--- BEGIN PROVIDED MATERIAL ---
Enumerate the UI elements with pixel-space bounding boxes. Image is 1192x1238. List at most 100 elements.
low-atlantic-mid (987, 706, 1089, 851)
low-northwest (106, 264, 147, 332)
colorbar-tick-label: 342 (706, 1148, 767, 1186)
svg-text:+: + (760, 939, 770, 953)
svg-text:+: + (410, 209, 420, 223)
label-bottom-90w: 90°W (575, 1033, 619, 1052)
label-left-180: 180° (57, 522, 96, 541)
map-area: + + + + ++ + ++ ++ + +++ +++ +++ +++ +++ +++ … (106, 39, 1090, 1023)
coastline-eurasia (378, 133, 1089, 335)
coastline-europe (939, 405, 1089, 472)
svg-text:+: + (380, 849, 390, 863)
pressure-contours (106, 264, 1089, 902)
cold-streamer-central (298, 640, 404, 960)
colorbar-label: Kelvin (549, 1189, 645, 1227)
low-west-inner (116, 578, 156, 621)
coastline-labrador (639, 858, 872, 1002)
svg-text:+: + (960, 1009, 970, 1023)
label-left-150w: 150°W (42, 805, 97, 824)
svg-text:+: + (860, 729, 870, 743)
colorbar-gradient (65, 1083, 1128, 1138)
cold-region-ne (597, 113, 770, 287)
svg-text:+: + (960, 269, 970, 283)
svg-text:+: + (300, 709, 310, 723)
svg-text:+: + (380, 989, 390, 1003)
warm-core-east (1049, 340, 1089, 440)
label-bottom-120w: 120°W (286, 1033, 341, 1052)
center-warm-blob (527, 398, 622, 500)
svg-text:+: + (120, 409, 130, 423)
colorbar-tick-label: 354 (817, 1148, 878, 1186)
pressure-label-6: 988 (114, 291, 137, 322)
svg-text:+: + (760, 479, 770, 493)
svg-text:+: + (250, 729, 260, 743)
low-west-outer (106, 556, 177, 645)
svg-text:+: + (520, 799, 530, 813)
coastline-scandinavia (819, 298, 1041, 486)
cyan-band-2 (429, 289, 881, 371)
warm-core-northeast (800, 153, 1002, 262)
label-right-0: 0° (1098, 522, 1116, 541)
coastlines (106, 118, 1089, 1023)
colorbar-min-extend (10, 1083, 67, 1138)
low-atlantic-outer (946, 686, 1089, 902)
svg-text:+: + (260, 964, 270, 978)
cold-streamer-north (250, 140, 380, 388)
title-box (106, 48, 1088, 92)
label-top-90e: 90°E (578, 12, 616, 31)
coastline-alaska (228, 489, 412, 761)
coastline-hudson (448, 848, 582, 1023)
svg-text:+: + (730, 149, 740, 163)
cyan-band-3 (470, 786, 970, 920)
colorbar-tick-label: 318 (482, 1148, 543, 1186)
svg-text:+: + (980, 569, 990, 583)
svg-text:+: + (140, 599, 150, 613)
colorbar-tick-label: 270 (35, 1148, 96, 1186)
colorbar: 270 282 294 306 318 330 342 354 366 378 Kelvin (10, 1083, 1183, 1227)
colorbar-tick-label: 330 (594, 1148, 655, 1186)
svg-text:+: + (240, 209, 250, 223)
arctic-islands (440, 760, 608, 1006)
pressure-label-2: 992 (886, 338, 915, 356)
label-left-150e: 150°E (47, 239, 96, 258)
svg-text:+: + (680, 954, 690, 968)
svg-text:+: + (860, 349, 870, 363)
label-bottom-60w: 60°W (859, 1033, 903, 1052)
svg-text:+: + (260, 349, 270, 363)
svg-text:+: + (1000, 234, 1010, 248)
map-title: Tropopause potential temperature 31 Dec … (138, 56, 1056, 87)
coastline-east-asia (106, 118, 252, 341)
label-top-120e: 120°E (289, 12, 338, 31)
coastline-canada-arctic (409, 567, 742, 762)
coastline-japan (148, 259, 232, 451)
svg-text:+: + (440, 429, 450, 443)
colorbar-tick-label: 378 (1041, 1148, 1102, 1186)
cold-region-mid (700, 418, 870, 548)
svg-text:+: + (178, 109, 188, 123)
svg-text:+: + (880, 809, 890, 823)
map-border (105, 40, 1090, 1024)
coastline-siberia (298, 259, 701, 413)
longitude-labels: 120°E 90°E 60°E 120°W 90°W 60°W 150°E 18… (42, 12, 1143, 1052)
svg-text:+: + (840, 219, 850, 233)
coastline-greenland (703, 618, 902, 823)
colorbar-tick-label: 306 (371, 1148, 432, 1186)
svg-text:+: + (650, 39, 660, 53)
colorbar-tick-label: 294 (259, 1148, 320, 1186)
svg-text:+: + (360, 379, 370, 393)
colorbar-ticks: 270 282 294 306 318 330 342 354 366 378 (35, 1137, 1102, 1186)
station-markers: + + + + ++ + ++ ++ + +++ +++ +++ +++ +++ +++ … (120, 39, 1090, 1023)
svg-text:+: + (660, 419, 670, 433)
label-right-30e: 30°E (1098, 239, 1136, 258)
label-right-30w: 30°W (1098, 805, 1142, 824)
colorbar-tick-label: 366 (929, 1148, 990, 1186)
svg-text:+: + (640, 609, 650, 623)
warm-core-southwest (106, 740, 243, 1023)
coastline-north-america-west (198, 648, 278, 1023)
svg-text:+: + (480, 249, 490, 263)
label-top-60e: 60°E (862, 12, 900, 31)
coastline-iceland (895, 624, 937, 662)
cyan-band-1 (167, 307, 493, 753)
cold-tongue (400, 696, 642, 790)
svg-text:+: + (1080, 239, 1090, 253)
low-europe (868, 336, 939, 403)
--- END PROVIDED MATERIAL ---
> [STATED GOAL] From the material above, keep only the lines that contain the string "warm", and copy them out. Case counts, so a line matches only if its letters have the same capitals and lowercase.

> [SOLUTION BELOW]
warm-core-east (1049, 340, 1089, 440)
center-warm-blob (527, 398, 622, 500)
warm-core-northeast (800, 153, 1002, 262)
warm-core-southwest (106, 740, 243, 1023)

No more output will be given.